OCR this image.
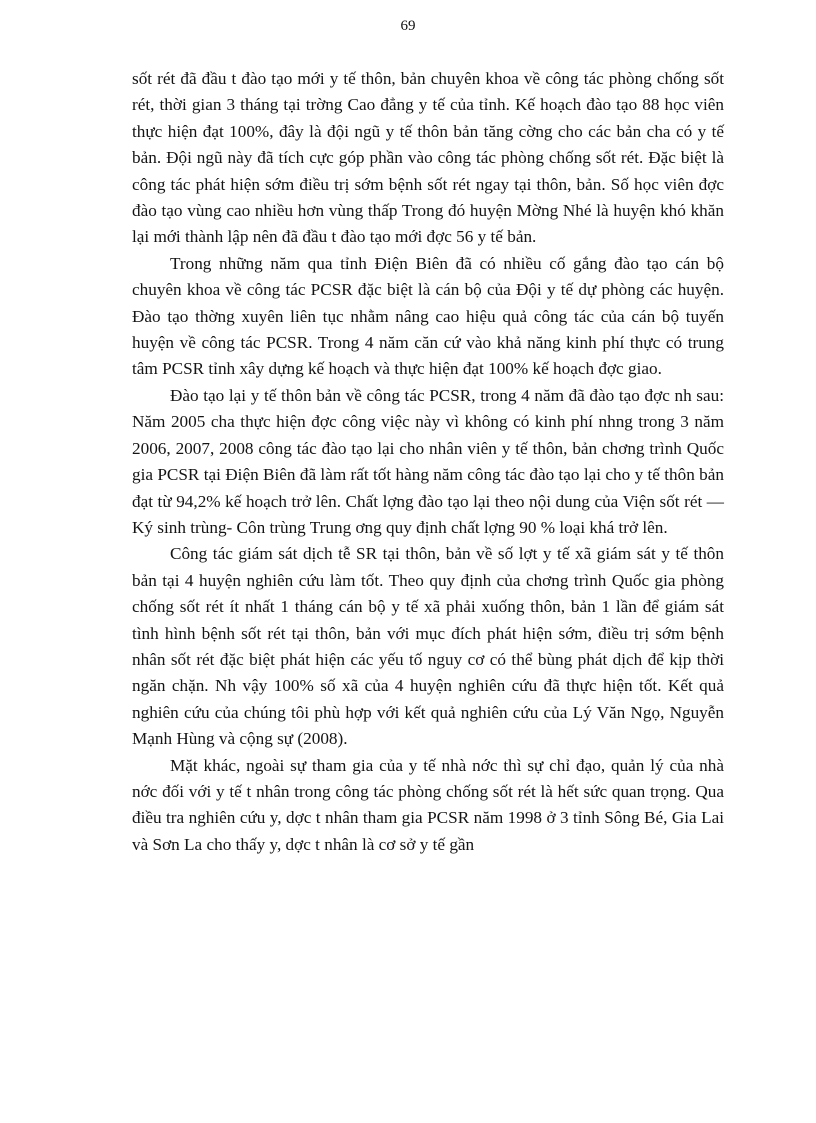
69

sốt rét đã đầu t đào tạo mới y tế thôn, bản chuyên khoa về công tác phòng chống sốt rét, thời gian 3 tháng tại trờng Cao đẳng y tế của tỉnh. Kế hoạch đào tạo 88 học viên thực hiện đạt 100%, đây là đội ngũ y tế thôn bản tăng cờng cho các bản cha có y tế bản. Đội ngũ này đã tích cực góp phần vào công tác phòng chống sốt rét. Đặc biệt là công tác phát hiện sớm điều trị sớm bệnh sốt rét ngay tại thôn, bản. Số học viên đợc đào tạo vùng cao nhiều hơn vùng thấp Trong đó huyện Mờng Nhé là huyện khó khăn lại mới thành lập nên đã đầu t đào tạo mới đợc 56 y tế bản.

Trong những năm qua tỉnh Điện Biên đã có nhiều cố gắng đào tạo cán bộ chuyên khoa về công tác PCSR đặc biệt là cán bộ của Đội y tế dự phòng các huyện. Đào tạo thờng xuyên liên tục nhằm nâng cao hiệu quả công tác của cán bộ tuyến huyện về công tác PCSR. Trong 4 năm căn cứ vào khả năng kinh phí thực có trung tâm PCSR tỉnh xây dựng kế hoạch và thực hiện đạt 100% kế hoạch đợc giao.

Đào tạo lại y tế thôn bản về công tác PCSR, trong 4 năm đã đào tạo đợc nh sau: Năm 2005 cha thực hiện đợc công việc này vì không có kinh phí nhng trong 3 năm 2006, 2007, 2008 công tác đào tạo lại cho nhân viên y tế thôn, bản chơng trình Quốc gia PCSR tại Điện Biên đã làm rất tốt hàng năm công tác đào tạo lại cho y tế thôn bản đạt từ 94,2% kế hoạch trở lên. Chất lợng đào tạo lại theo nội dung của Viện sốt rét — Ký sinh trùng- Côn trùng Trung ơng quy định chất lợng 90 % loại khá trở lên.

Công tác giám sát dịch tễ SR tại thôn, bản về số lợt y tế xã giám sát y tế thôn bản tại 4 huyện nghiên cứu làm tốt. Theo quy định của chơng trình Quốc gia phòng chống sốt rét ít nhất 1 tháng cán bộ y tế xã phải xuống thôn, bản 1 lần để giám sát tình hình bệnh sốt rét tại thôn, bản với mục đích phát hiện sớm, điều trị sớm bệnh nhân sốt rét đặc biệt phát hiện các yếu tố nguy cơ có thể bùng phát dịch để kịp thời ngăn chặn. Nh vậy 100% số xã của 4 huyện nghiên cứu đã thực hiện tốt. Kết quả nghiên cứu của chúng tôi phù hợp với kết quả nghiên cứu của Lý Văn Ngọ, Nguyễn Mạnh Hùng và cộng sự (2008).

Mặt khác, ngoài sự tham gia của y tế nhà nớc thì sự chỉ đạo, quản lý của nhà nớc đối với y tế t nhân trong công tác phòng chống sốt rét là hết sức quan trọng. Qua điều tra nghiên cứu y, dợc t nhân tham gia PCSR năm 1998 ở 3 tỉnh Sông Bé, Gia Lai và Sơn La cho thấy y, dợc t nhân là cơ sở y tế gần
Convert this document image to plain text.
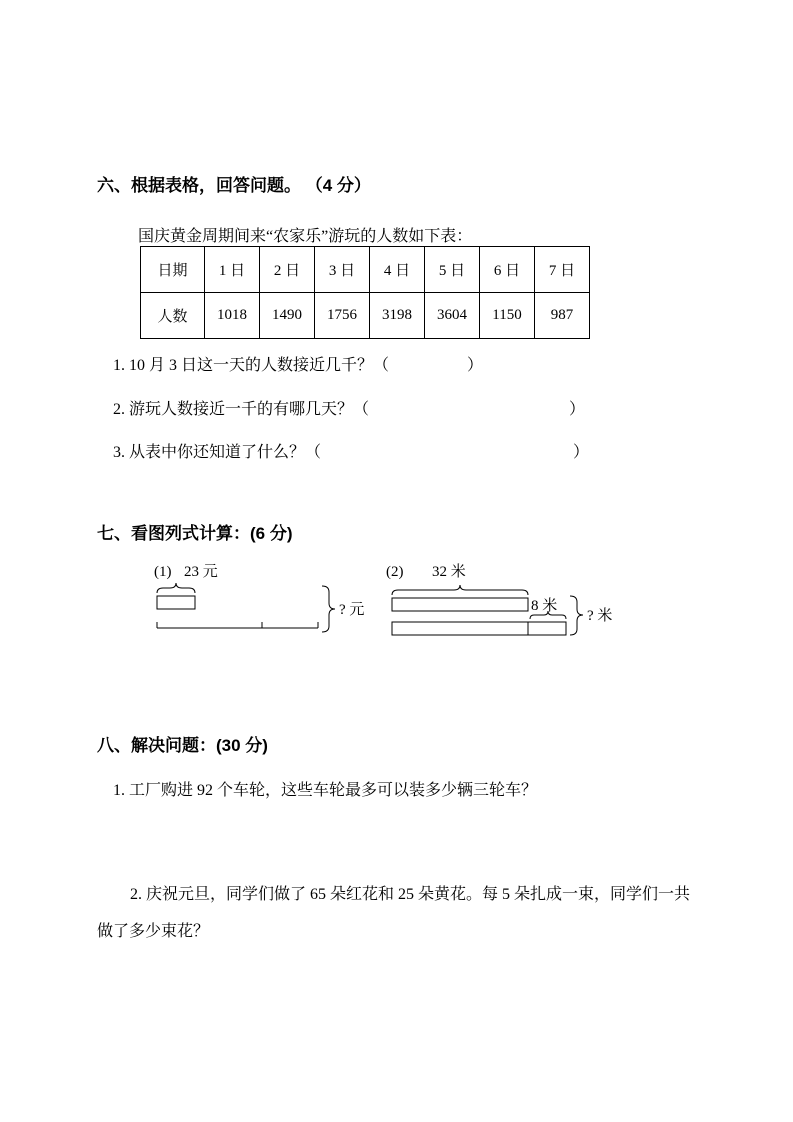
六、根据表格，回答问题。 （4 分）

国庆黄金周期间来“农家乐”游玩的人数如下表：

日期	1 日	2 日	3 日	4 日	5 日	6 日	7 日
人数	1018	1490	1756	3198	3604	1150	987

1. 10 月 3 日这一天的人数接近几千？（	）

2. 游玩人数接近一千的有哪几天？（	）

3. 从表中你还知道了什么？（	）

七、看图列式计算：(6 分)
(1) 23 元
? 元
(2) 32 米
8 米
? 米
八、解决问题：(30 分)

1. 工厂购进 92 个车轮，这些车轮最多可以装多少辆三轮车？

2. 庆祝元旦，同学们做了 65 朵红花和 25 朵黄花。每 5 朵扎成一束，同学们一共做了多少束花？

══════════════════════════════

■ STATED EXERCISE
What you return should match the records above word for word, minus the pictures.

■ FINAL RESULT
OCR this image.
69

sốt rét đã đầu t đào tạo mới y tế thôn, bản chuyên khoa về công tác phòng chống sốt rét, thời gian 3 tháng tại trờng Cao đẳng y tế của tỉnh. Kế hoạch đào tạo 88 học viên thực hiện đạt 100%, đây là đội ngũ y tế thôn bản tăng cờng cho các bản cha có y tế bản. Đội ngũ này đã tích cực góp phần vào công tác phòng chống sốt rét. Đặc biệt là công tác phát hiện sớm điều trị sớm bệnh sốt rét ngay tại thôn, bản. Số học viên đợc đào tạo vùng cao nhiều hơn vùng thấp Trong đó huyện Mờng Nhé là huyện khó khăn lại mới thành lập nên đã đầu t đào tạo mới đợc 56 y tế bản.

Trong những năm qua tỉnh Điện Biên đã có nhiều cố gắng đào tạo cán bộ chuyên khoa về công tác PCSR đặc biệt là cán bộ của Đội y tế dự phòng các huyện. Đào tạo thờng xuyên liên tục nhằm nâng cao hiệu quả công tác của cán bộ tuyến huyện về công tác PCSR. Trong 4 năm căn cứ vào khả năng kinh phí thực có trung tâm PCSR tỉnh xây dựng kế hoạch và thực hiện đạt 100% kế hoạch đợc giao.

Đào tạo lại y tế thôn bản về công tác PCSR, trong 4 năm đã đào tạo đợc nh sau: Năm 2005 cha thực hiện đợc công việc này vì không có kinh phí nhng trong 3 năm 2006, 2007, 2008 công tác đào tạo lại cho nhân viên y tế thôn, bản chơng trình Quốc gia PCSR tại Điện Biên đã làm rất tốt hàng năm công tác đào tạo lại cho y tế thôn bản đạt từ 94,2% kế hoạch trở lên. Chất lợng đào tạo lại theo nội dung của Viện sốt rét — Ký sinh trùng- Côn trùng Trung ơng quy định chất lợng 90 % loại khá trở lên.

Công tác giám sát dịch tễ SR tại thôn, bản về số lợt y tế xã giám sát y tế thôn bản tại 4 huyện nghiên cứu làm tốt. Theo quy định của chơng trình Quốc gia phòng chống sốt rét ít nhất 1 tháng cán bộ y tế xã phải xuống thôn, bản 1 lần để giám sát tình hình bệnh sốt rét tại thôn, bản với mục đích phát hiện sớm, điều trị sớm bệnh nhân sốt rét đặc biệt phát hiện các yếu tố nguy cơ có thể bùng phát dịch để kịp thời ngăn chặn. Nh vậy 100% số xã của 4 huyện nghiên cứu đã thực hiện tốt. Kết quả nghiên cứu của chúng tôi phù hợp với kết quả nghiên cứu của Lý Văn Ngọ, Nguyễn Mạnh Hùng và cộng sự (2008).

Mặt khác, ngoài sự tham gia của y tế nhà nớc thì sự chỉ đạo, quản lý của nhà nớc đối với y tế t nhân trong công tác phòng chống sốt rét là hết sức quan trọng. Qua điều tra nghiên cứu y, dợc t nhân tham gia PCSR năm 1998 ở 3 tỉnh Sông Bé, Gia Lai và Sơn La cho thấy y, dợc t nhân là cơ sở y tế gần
Convert this document image to plain text.
六、根据表格，回答问题。 （4 分）

国庆黄金周期间来“农家乐”游玩的人数如下表：

日期	1 日	2 日	3 日	4 日	5 日	6 日	7 日
人数	1018	1490	1756	3198	3604	1150	987

1. 10 月 3 日这一天的人数接近几千？（	）

2. 游玩人数接近一千的有哪几天？（	）

3. 从表中你还知道了什么？（	）

七、看图列式计算：(6 分)
(1) 23 元
? 元
(2) 32 米
8 米
? 米
八、解决问题：(30 分)

1. 工厂购进 92 个车轮，这些车轮最多可以装多少辆三轮车？

2. 庆祝元旦，同学们做了 65 朵红花和 25 朵黄花。每 5 朵扎成一束，同学们一共做了多少束花？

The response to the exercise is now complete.